[Saved entries]
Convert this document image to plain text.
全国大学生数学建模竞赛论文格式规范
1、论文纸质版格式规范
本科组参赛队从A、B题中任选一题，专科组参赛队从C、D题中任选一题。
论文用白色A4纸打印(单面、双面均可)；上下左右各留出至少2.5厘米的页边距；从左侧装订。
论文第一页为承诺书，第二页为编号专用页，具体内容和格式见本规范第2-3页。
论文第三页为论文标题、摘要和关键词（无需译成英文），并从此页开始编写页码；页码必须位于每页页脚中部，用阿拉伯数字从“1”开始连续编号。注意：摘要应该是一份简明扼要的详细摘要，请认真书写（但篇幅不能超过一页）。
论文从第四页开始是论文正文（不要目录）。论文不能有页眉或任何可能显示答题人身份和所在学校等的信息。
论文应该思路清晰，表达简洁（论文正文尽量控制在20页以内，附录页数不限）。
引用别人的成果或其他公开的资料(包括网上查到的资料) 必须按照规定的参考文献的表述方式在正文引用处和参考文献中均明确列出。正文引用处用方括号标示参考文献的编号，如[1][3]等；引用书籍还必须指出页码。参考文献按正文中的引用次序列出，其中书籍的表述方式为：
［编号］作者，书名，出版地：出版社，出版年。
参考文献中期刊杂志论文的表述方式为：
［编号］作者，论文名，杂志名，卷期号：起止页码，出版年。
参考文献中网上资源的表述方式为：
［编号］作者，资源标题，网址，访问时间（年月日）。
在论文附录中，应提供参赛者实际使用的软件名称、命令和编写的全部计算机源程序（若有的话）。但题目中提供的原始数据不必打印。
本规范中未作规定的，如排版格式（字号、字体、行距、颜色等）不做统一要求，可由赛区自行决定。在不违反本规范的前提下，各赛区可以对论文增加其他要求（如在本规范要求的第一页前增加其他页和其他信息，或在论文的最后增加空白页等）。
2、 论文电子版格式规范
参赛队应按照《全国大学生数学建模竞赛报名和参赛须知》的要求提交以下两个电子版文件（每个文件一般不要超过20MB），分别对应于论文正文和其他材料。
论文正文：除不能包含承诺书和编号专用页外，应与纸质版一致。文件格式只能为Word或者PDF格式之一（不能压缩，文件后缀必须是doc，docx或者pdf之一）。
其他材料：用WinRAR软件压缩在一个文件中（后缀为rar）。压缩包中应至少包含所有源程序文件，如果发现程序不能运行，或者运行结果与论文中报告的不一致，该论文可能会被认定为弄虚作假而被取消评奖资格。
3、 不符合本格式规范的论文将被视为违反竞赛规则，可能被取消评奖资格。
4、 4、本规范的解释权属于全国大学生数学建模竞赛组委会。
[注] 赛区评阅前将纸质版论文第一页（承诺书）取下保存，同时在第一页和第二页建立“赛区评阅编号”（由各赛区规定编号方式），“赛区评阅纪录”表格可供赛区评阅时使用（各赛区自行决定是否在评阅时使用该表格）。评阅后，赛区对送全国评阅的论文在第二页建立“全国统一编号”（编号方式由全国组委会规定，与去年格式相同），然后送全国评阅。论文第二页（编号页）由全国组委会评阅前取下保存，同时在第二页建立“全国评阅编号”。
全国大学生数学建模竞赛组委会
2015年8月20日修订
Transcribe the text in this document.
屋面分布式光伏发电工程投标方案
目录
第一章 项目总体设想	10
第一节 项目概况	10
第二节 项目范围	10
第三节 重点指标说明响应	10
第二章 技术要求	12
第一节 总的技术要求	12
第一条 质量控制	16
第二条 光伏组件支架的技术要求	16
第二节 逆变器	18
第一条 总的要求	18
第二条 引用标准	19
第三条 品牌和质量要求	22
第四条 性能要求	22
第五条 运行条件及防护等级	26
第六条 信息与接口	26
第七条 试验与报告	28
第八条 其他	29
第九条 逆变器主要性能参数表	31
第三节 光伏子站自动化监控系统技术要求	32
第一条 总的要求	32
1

# Directions:
Search the lines for "text". Copy each line that has it.

# Result:
Convert this document image to plain text.
Transcribe the text in this document.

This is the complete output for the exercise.